Instructions for the task
Copy the data precisely, character for character, and leave out every picture.

Input
○ ○ ○ ○ ○

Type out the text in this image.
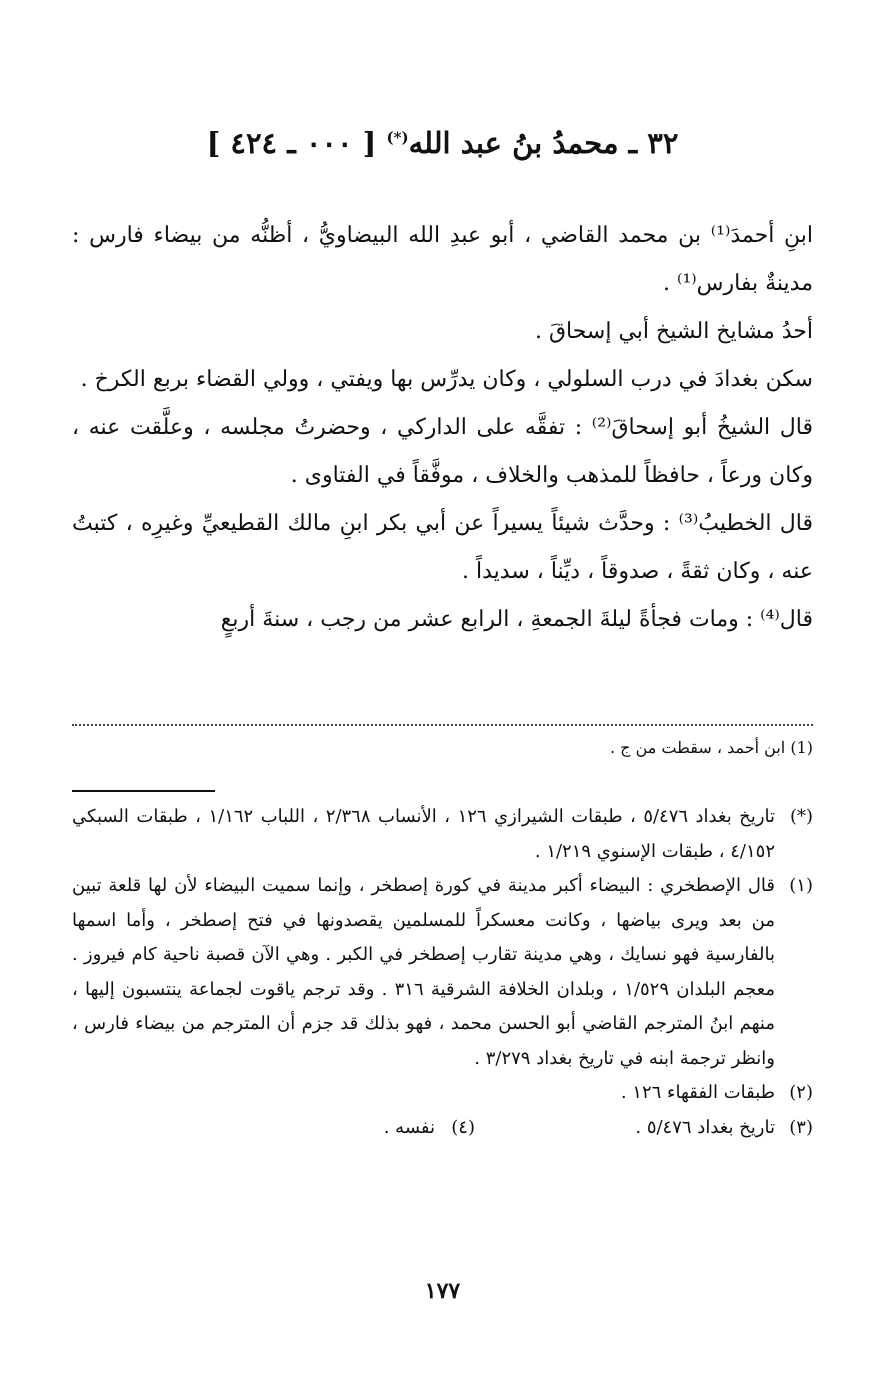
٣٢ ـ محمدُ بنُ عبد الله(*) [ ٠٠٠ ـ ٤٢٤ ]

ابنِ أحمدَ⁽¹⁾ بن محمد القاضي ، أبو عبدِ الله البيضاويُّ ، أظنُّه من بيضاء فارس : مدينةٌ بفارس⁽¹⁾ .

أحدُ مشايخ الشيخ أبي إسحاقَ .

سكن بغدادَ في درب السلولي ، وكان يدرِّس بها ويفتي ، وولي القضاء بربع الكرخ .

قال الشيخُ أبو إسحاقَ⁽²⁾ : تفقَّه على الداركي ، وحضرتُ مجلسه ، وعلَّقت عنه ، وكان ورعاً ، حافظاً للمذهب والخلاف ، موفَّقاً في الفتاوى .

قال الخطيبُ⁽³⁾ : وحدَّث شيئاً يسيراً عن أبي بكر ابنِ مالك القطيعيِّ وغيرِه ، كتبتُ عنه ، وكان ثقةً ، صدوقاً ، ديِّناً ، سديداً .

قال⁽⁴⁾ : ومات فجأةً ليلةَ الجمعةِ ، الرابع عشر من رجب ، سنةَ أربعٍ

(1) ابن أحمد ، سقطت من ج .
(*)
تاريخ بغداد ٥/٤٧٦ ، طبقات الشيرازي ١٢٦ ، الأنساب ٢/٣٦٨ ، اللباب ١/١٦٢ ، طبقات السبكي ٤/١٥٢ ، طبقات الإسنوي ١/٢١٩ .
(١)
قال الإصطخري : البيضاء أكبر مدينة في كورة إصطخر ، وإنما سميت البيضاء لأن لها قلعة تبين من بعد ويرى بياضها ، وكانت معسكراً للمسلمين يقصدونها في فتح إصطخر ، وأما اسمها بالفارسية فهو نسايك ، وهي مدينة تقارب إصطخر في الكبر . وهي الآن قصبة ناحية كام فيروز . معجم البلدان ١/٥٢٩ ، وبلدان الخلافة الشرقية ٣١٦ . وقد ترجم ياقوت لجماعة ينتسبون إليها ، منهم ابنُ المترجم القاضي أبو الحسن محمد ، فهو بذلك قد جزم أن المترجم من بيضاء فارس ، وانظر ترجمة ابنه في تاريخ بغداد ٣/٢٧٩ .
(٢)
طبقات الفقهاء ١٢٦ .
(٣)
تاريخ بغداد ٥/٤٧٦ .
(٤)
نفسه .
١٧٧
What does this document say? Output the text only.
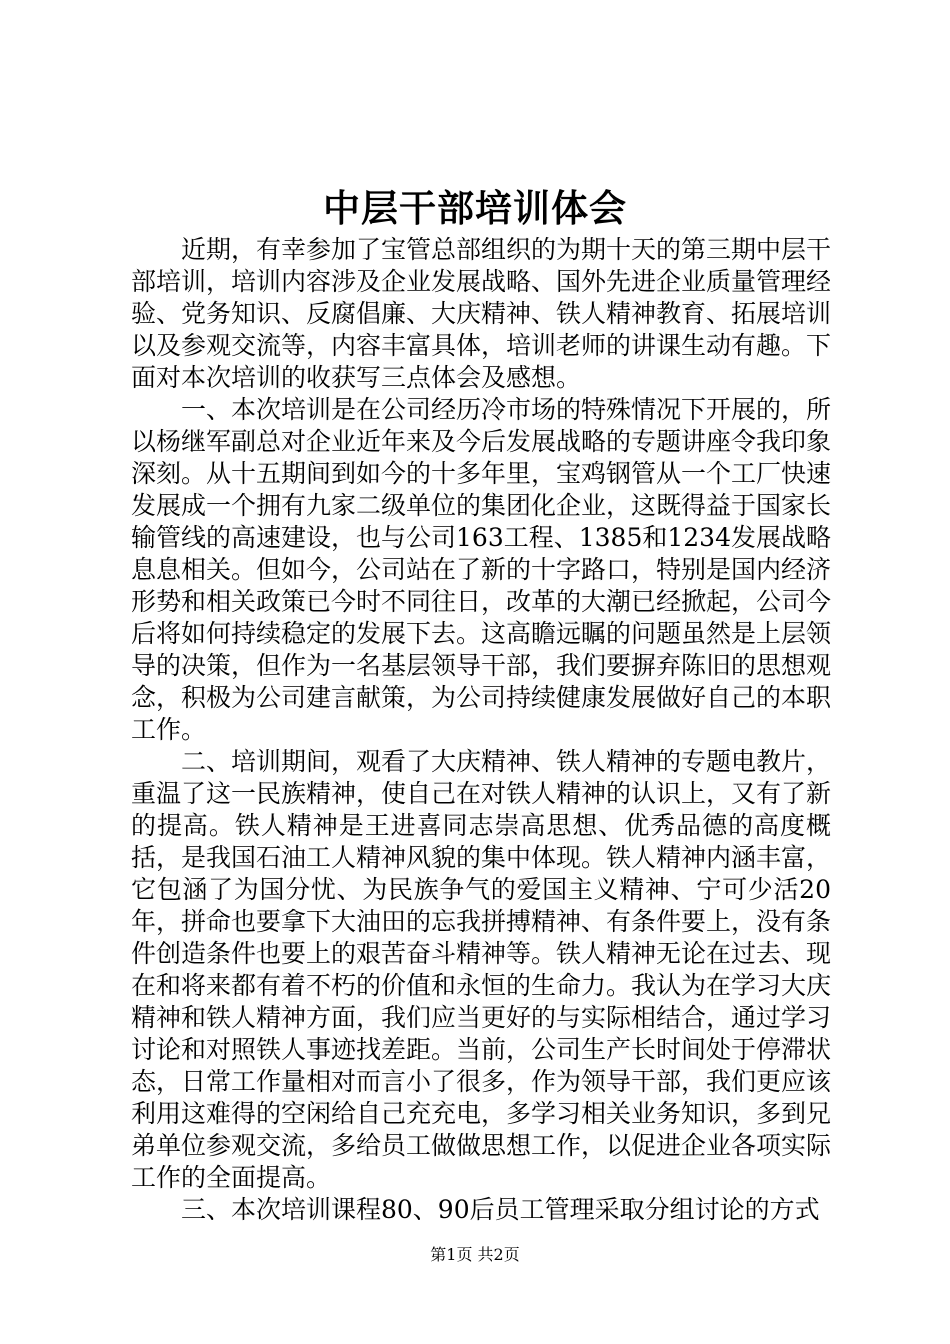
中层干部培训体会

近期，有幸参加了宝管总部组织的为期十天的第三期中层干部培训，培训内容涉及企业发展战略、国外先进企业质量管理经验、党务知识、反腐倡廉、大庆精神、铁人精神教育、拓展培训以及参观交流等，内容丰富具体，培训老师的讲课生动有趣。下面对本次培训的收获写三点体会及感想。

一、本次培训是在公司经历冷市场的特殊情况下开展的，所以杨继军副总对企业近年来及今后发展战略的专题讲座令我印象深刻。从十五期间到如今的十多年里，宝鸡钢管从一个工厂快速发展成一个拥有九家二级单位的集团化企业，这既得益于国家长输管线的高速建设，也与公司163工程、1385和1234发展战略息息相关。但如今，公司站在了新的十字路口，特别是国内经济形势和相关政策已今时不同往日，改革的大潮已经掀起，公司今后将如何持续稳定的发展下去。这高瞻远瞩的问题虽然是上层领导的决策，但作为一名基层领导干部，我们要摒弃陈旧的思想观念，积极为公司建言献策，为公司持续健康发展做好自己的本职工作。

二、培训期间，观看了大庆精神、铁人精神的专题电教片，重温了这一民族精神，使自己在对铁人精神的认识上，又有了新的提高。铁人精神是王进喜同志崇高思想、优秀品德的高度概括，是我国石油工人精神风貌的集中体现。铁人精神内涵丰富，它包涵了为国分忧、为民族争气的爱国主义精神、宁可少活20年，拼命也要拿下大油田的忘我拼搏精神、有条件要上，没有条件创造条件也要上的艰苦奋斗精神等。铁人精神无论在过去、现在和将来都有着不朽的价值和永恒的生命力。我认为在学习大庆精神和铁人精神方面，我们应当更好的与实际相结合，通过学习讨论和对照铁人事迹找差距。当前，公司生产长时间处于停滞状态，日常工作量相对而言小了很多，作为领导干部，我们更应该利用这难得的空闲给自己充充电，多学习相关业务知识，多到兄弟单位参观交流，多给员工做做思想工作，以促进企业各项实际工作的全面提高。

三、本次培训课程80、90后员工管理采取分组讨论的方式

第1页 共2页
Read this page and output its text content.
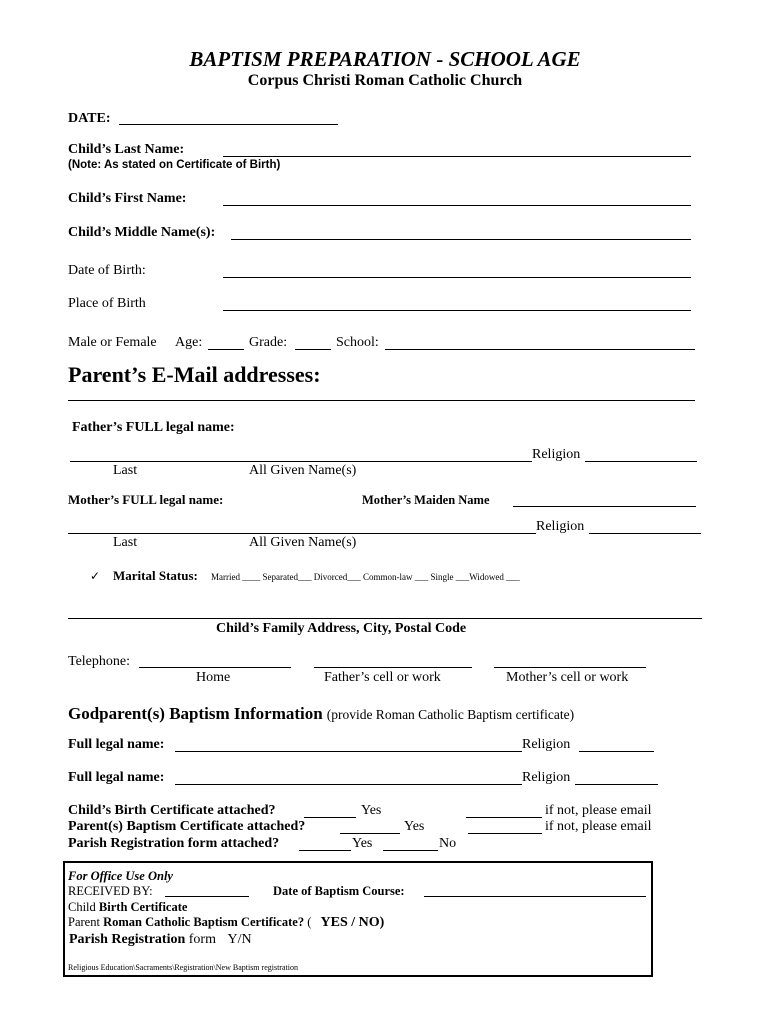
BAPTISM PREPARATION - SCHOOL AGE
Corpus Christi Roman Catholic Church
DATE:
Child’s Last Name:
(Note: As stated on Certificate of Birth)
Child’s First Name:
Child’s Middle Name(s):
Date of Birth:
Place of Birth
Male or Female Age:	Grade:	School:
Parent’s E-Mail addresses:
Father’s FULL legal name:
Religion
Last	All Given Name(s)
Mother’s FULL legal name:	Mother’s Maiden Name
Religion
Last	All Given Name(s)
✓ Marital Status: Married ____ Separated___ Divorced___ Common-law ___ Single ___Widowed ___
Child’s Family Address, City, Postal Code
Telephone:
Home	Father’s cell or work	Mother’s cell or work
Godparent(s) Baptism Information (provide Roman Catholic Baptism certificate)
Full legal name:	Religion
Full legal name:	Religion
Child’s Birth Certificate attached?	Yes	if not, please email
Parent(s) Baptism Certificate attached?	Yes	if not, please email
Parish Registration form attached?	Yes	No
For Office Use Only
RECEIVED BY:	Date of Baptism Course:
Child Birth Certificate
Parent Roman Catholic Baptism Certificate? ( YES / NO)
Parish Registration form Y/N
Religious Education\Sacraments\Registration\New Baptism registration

○ ○ ○ ○ ○

Worked solution
Type out the text in this image.
٣٢ ـ محمدُ بنُ عبد الله(*) [ ٠٠٠ ـ ٤٢٤ ]

ابنِ أحمدَ⁽¹⁾ بن محمد القاضي ، أبو عبدِ الله البيضاويُّ ، أظنُّه من بيضاء فارس : مدينةٌ بفارس⁽¹⁾ .

أحدُ مشايخ الشيخ أبي إسحاقَ .

سكن بغدادَ في درب السلولي ، وكان يدرِّس بها ويفتي ، وولي القضاء بربع الكرخ .

قال الشيخُ أبو إسحاقَ⁽²⁾ : تفقَّه على الداركي ، وحضرتُ مجلسه ، وعلَّقت عنه ، وكان ورعاً ، حافظاً للمذهب والخلاف ، موفَّقاً في الفتاوى .

قال الخطيبُ⁽³⁾ : وحدَّث شيئاً يسيراً عن أبي بكر ابنِ مالك القطيعيِّ وغيرِه ، كتبتُ عنه ، وكان ثقةً ، صدوقاً ، ديِّناً ، سديداً .

قال⁽⁴⁾ : ومات فجأةً ليلةَ الجمعةِ ، الرابع عشر من رجب ، سنةَ أربعٍ

(1) ابن أحمد ، سقطت من ج .
(*)
تاريخ بغداد ٥/٤٧٦ ، طبقات الشيرازي ١٢٦ ، الأنساب ٢/٣٦٨ ، اللباب ١/١٦٢ ، طبقات السبكي ٤/١٥٢ ، طبقات الإسنوي ١/٢١٩ .
(١)
قال الإصطخري : البيضاء أكبر مدينة في كورة إصطخر ، وإنما سميت البيضاء لأن لها قلعة تبين من بعد ويرى بياضها ، وكانت معسكراً للمسلمين يقصدونها في فتح إصطخر ، وأما اسمها بالفارسية فهو نسايك ، وهي مدينة تقارب إصطخر في الكبر . وهي الآن قصبة ناحية كام فيروز . معجم البلدان ١/٥٢٩ ، وبلدان الخلافة الشرقية ٣١٦ . وقد ترجم ياقوت لجماعة ينتسبون إليها ، منهم ابنُ المترجم القاضي أبو الحسن محمد ، فهو بذلك قد جزم أن المترجم من بيضاء فارس ، وانظر ترجمة ابنه في تاريخ بغداد ٣/٢٧٩ .
(٢)
طبقات الفقهاء ١٢٦ .
(٣)
تاريخ بغداد ٥/٤٧٦ .
(٤)
نفسه .
١٧٧
What does this document say? Output the text only.
中层干部培训体会

近期，有幸参加了宝管总部组织的为期十天的第三期中层干部培训，培训内容涉及企业发展战略、国外先进企业质量管理经验、党务知识、反腐倡廉、大庆精神、铁人精神教育、拓展培训以及参观交流等，内容丰富具体，培训老师的讲课生动有趣。下面对本次培训的收获写三点体会及感想。

一、本次培训是在公司经历冷市场的特殊情况下开展的，所以杨继军副总对企业近年来及今后发展战略的专题讲座令我印象深刻。从十五期间到如今的十多年里，宝鸡钢管从一个工厂快速发展成一个拥有九家二级单位的集团化企业，这既得益于国家长输管线的高速建设，也与公司163工程、1385和1234发展战略息息相关。但如今，公司站在了新的十字路口，特别是国内经济形势和相关政策已今时不同往日，改革的大潮已经掀起，公司今后将如何持续稳定的发展下去。这高瞻远瞩的问题虽然是上层领导的决策，但作为一名基层领导干部，我们要摒弃陈旧的思想观念，积极为公司建言献策，为公司持续健康发展做好自己的本职工作。

二、培训期间，观看了大庆精神、铁人精神的专题电教片，重温了这一民族精神，使自己在对铁人精神的认识上，又有了新的提高。铁人精神是王进喜同志崇高思想、优秀品德的高度概括，是我国石油工人精神风貌的集中体现。铁人精神内涵丰富，它包涵了为国分忧、为民族争气的爱国主义精神、宁可少活20年，拼命也要拿下大油田的忘我拼搏精神、有条件要上，没有条件创造条件也要上的艰苦奋斗精神等。铁人精神无论在过去、现在和将来都有着不朽的价值和永恒的生命力。我认为在学习大庆精神和铁人精神方面，我们应当更好的与实际相结合，通过学习讨论和对照铁人事迹找差距。当前，公司生产长时间处于停滞状态，日常工作量相对而言小了很多，作为领导干部，我们更应该利用这难得的空闲给自己充充电，多学习相关业务知识，多到兄弟单位参观交流，多给员工做做思想工作，以促进企业各项实际工作的全面提高。

三、本次培训课程80、90后员工管理采取分组讨论的方式

第1页 共2页
Read this page and output its text content.
BAPTISM PREPARATION - SCHOOL AGE
Corpus Christi Roman Catholic Church
DATE:
Child’s Last Name:
(Note: As stated on Certificate of Birth)
Child’s First Name:
Child’s Middle Name(s):
Date of Birth:
Place of Birth
Male or Female Age:	Grade:	School:
Parent’s E-Mail addresses:
Father’s FULL legal name:
Religion
Last	All Given Name(s)
Mother’s FULL legal name:	Mother’s Maiden Name
Religion
Last	All Given Name(s)
✓ Marital Status: Married ____ Separated___ Divorced___ Common-law ___ Single ___Widowed ___
Child’s Family Address, City, Postal Code
Telephone:
Home	Father’s cell or work	Mother’s cell or work
Godparent(s) Baptism Information (provide Roman Catholic Baptism certificate)
Full legal name:	Religion
Full legal name:	Religion
Child’s Birth Certificate attached?	Yes	if not, please email
Parent(s) Baptism Certificate attached?	Yes	if not, please email
Parish Registration form attached?	Yes	No
For Office Use Only
RECEIVED BY:	Date of Baptism Course:
Child Birth Certificate
Parent Roman Catholic Baptism Certificate? ( YES / NO)
Parish Registration form Y/N
Religious Education\Sacraments\Registration\New Baptism registration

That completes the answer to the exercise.